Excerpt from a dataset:
··········
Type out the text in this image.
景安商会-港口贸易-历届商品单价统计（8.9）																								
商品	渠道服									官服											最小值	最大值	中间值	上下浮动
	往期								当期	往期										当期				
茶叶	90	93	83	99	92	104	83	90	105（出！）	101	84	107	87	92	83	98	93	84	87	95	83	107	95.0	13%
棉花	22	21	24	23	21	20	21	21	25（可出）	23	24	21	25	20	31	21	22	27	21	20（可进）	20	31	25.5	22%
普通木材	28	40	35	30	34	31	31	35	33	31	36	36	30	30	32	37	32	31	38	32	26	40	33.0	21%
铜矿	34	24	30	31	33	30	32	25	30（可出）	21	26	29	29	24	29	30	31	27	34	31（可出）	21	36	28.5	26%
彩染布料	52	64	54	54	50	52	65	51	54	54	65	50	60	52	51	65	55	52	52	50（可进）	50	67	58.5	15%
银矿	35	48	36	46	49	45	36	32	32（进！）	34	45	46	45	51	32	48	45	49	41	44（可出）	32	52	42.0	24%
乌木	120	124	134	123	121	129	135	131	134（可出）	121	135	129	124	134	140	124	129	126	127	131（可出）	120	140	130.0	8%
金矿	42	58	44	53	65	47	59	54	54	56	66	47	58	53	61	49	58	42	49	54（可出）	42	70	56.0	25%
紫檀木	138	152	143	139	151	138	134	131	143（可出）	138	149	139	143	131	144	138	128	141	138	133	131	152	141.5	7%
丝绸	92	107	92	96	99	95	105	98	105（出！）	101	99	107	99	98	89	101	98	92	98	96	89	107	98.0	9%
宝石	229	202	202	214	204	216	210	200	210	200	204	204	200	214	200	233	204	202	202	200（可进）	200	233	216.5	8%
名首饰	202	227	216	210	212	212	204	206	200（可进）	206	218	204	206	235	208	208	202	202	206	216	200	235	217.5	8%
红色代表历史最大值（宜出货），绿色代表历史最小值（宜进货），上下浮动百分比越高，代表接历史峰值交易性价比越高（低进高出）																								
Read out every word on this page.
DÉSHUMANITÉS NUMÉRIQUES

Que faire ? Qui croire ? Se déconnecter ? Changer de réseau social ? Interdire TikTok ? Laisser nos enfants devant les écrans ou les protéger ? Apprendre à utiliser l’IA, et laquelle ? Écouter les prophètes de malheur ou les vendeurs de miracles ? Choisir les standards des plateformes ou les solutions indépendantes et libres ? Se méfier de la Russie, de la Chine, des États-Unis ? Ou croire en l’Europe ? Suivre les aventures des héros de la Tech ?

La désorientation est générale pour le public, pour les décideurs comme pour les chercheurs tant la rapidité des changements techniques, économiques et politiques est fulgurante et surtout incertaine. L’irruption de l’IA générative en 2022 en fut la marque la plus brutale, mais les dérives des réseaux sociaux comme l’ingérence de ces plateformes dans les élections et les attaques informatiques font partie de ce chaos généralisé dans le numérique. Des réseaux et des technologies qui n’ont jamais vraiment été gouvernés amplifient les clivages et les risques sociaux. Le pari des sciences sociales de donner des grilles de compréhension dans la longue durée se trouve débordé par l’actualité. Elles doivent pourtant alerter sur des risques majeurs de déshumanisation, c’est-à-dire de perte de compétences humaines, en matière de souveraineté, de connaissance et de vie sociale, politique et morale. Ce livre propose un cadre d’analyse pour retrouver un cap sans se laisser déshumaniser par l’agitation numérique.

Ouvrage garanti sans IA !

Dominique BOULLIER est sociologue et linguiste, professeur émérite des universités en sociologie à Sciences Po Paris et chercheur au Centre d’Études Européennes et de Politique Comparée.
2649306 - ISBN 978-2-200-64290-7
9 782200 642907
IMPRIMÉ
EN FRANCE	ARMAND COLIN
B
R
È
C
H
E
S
··········
## Work to do
Copy the material above back out, exactly as written.

## Completed task
Type out the text in this image.
景安商会-港口贸易-历届商品单价统计（8.9）																								
商品	渠道服									官服											最小值	最大值	中间值	上下浮动
	往期								当期	往期										当期				
茶叶	90	93	83	99	92	104	83	90	105（出！）	101	84	107	87	92	83	98	93	84	87	95	83	107	95.0	13%
棉花	22	21	24	23	21	20	21	21	25（可出）	23	24	21	25	20	31	21	22	27	21	20（可进）	20	31	25.5	22%
普通木材	28	40	35	30	34	31	31	35	33	31	36	36	30	30	32	37	32	31	38	32	26	40	33.0	21%
铜矿	34	24	30	31	33	30	32	25	30（可出）	21	26	29	29	24	29	30	31	27	34	31（可出）	21	36	28.5	26%
彩染布料	52	64	54	54	50	52	65	51	54	54	65	50	60	52	51	65	55	52	52	50（可进）	50	67	58.5	15%
银矿	35	48	36	46	49	45	36	32	32（进！）	34	45	46	45	51	32	48	45	49	41	44（可出）	32	52	42.0	24%
乌木	120	124	134	123	121	129	135	131	134（可出）	121	135	129	124	134	140	124	129	126	127	131（可出）	120	140	130.0	8%
金矿	42	58	44	53	65	47	59	54	54	56	66	47	58	53	61	49	58	42	49	54（可出）	42	70	56.0	25%
紫檀木	138	152	143	139	151	138	134	131	143（可出）	138	149	139	143	131	144	138	128	141	138	133	131	152	141.5	7%
丝绸	92	107	92	96	99	95	105	98	105（出！）	101	99	107	99	98	89	101	98	92	98	96	89	107	98.0	9%
宝石	229	202	202	214	204	216	210	200	210	200	204	204	200	214	200	233	204	202	202	200（可进）	200	233	216.5	8%
名首饰	202	227	216	210	212	212	204	206	200（可进）	206	218	204	206	235	208	208	202	202	206	216	200	235	217.5	8%
红色代表历史最大值（宜出货），绿色代表历史最小值（宜进货），上下浮动百分比越高，代表接历史峰值交易性价比越高（低进高出）																								
Read out every word on this page.
DÉSHUMANITÉS NUMÉRIQUES

Que faire ? Qui croire ? Se déconnecter ? Changer de réseau social ? Interdire TikTok ? Laisser nos enfants devant les écrans ou les protéger ? Apprendre à utiliser l’IA, et laquelle ? Écouter les prophètes de malheur ou les vendeurs de miracles ? Choisir les standards des plateformes ou les solutions indépendantes et libres ? Se méfier de la Russie, de la Chine, des États-Unis ? Ou croire en l’Europe ? Suivre les aventures des héros de la Tech ?

La désorientation est générale pour le public, pour les décideurs comme pour les chercheurs tant la rapidité des changements techniques, économiques et politiques est fulgurante et surtout incertaine. L’irruption de l’IA générative en 2022 en fut la marque la plus brutale, mais les dérives des réseaux sociaux comme l’ingérence de ces plateformes dans les élections et les attaques informatiques font partie de ce chaos généralisé dans le numérique. Des réseaux et des technologies qui n’ont jamais vraiment été gouvernés amplifient les clivages et les risques sociaux. Le pari des sciences sociales de donner des grilles de compréhension dans la longue durée se trouve débordé par l’actualité. Elles doivent pourtant alerter sur des risques majeurs de déshumanisation, c’est-à-dire de perte de compétences humaines, en matière de souveraineté, de connaissance et de vie sociale, politique et morale. Ce livre propose un cadre d’analyse pour retrouver un cap sans se laisser déshumaniser par l’agitation numérique.

Ouvrage garanti sans IA !

Dominique BOULLIER est sociologue et linguiste, professeur émérite des universités en sociologie à Sciences Po Paris et chercheur au Centre d’Études Européennes et de Politique Comparée.
2649306 - ISBN 978-2-200-64290-7
9 782200 642907
IMPRIMÉ
EN FRANCE	ARMAND COLIN
B
R
È
C
H
E
S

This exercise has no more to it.